Start of Entries provided

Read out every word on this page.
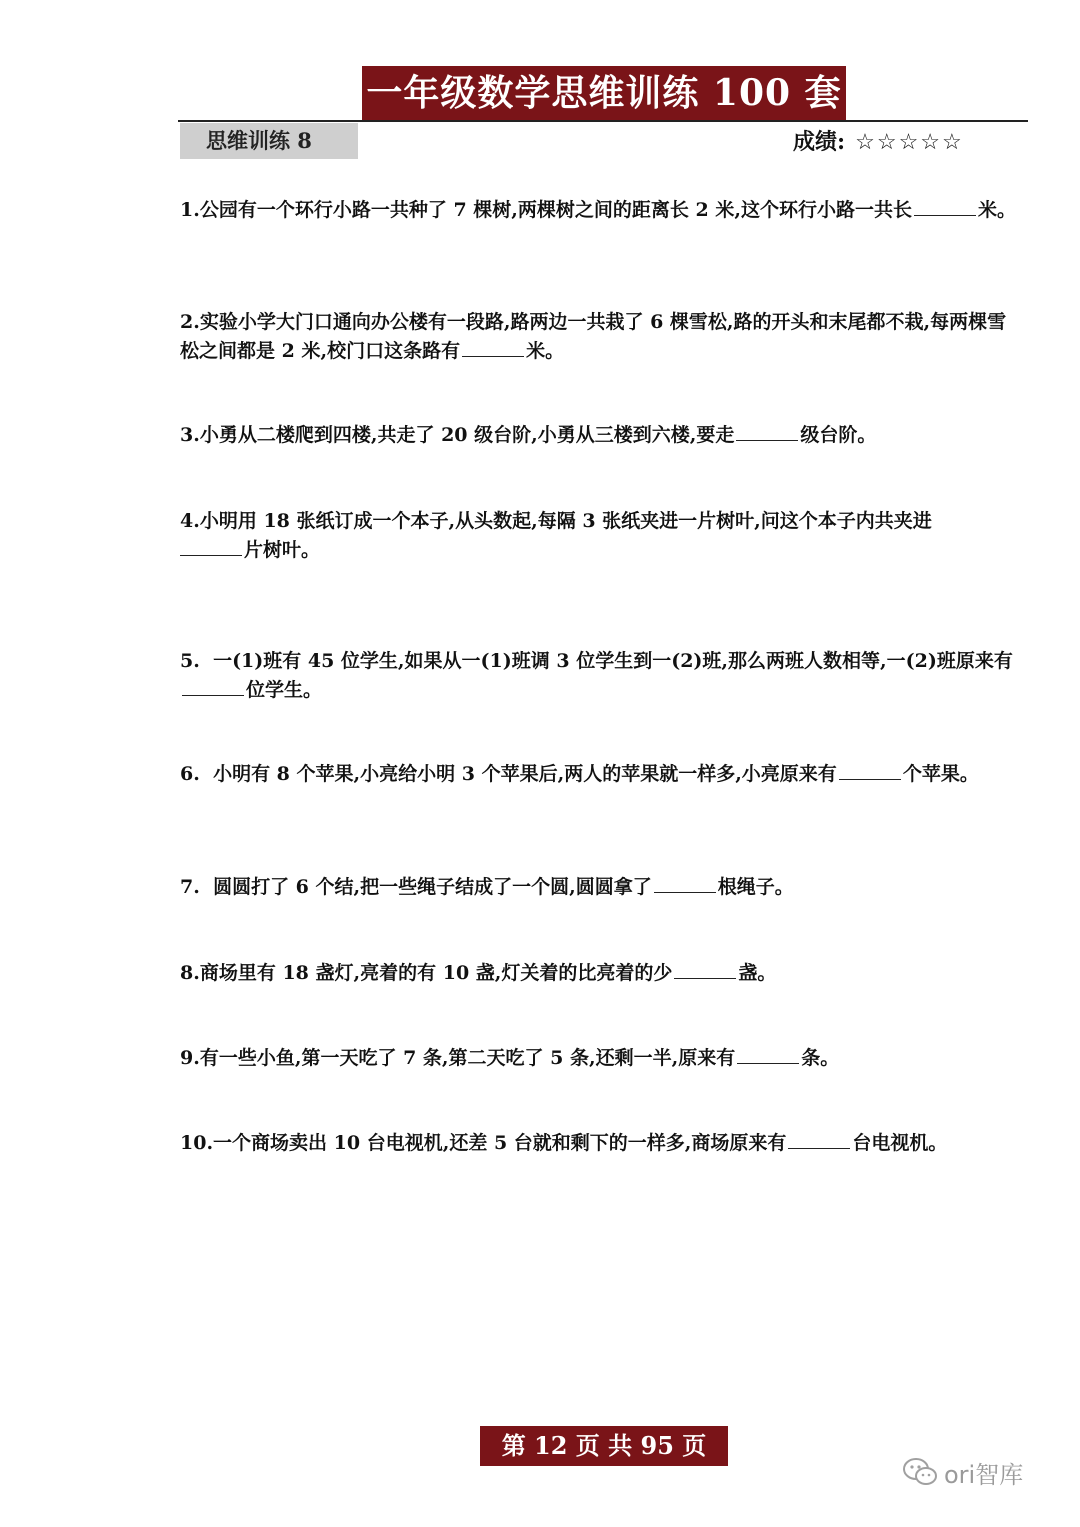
一年级数学思维训练 100 套
思维训练 8	成绩: ☆☆☆☆☆
1.公园有一个环行小路一共种了 7 棵树,两棵树之间的距离长 2 米,这个环行小路一共长	米。
2.实验小学大门口通向办公楼有一段路,路两边一共栽了 6 棵雪松,路的开头和末尾都不栽,每两棵雪松之间都是 2 米,校门口这条路有	米。
3.小勇从二楼爬到四楼,共走了 20 级台阶,小勇从三楼到六楼,要走	级台阶。
4.小明用 18 张纸订成一个本子,从头数起,每隔 3 张纸夹进一片树叶,问这个本子内共夹进
片树叶。
5.  一(1)班有 45 位学生,如果从一(1)班调 3 位学生到一(2)班,那么两班人数相等,一(2)班原来有位学生。
6.  小明有 8 个苹果,小亮给小明 3 个苹果后,两人的苹果就一样多,小亮原来有	个苹果。
7.  圆圆打了 6 个结,把一些绳子结成了一个圆,圆圆拿了	根绳子。
8.商场里有 18 盏灯,亮着的有 10 盏,灯关着的比亮着的少	盏。
9.有一些小鱼,第一天吃了 7 条,第二天吃了 5 条,还剩一半,原来有	条。
10.一个商场卖出 10 台电视机,还差 5 台就和剩下的一样多,商场原来有	台电视机。
第 12 页 共 95 页
ori智库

End of Entries provided

• **Set exercise**:
Output a faithful copy of the data, with each picture left out.

• **Answer to this problem**:
Read out every word on this page.
一年级数学思维训练 100 套
思维训练 8	成绩: ☆☆☆☆☆
1.公园有一个环行小路一共种了 7 棵树,两棵树之间的距离长 2 米,这个环行小路一共长	米。
2.实验小学大门口通向办公楼有一段路,路两边一共栽了 6 棵雪松,路的开头和末尾都不栽,每两棵雪松之间都是 2 米,校门口这条路有	米。
3.小勇从二楼爬到四楼,共走了 20 级台阶,小勇从三楼到六楼,要走	级台阶。
4.小明用 18 张纸订成一个本子,从头数起,每隔 3 张纸夹进一片树叶,问这个本子内共夹进
片树叶。
5.  一(1)班有 45 位学生,如果从一(1)班调 3 位学生到一(2)班,那么两班人数相等,一(2)班原来有位学生。
6.  小明有 8 个苹果,小亮给小明 3 个苹果后,两人的苹果就一样多,小亮原来有	个苹果。
7.  圆圆打了 6 个结,把一些绳子结成了一个圆,圆圆拿了	根绳子。
8.商场里有 18 盏灯,亮着的有 10 盏,灯关着的比亮着的少	盏。
9.有一些小鱼,第一天吃了 7 条,第二天吃了 5 条,还剩一半,原来有	条。
10.一个商场卖出 10 台电视机,还差 5 台就和剩下的一样多,商场原来有	台电视机。
第 12 页 共 95 页
ori智库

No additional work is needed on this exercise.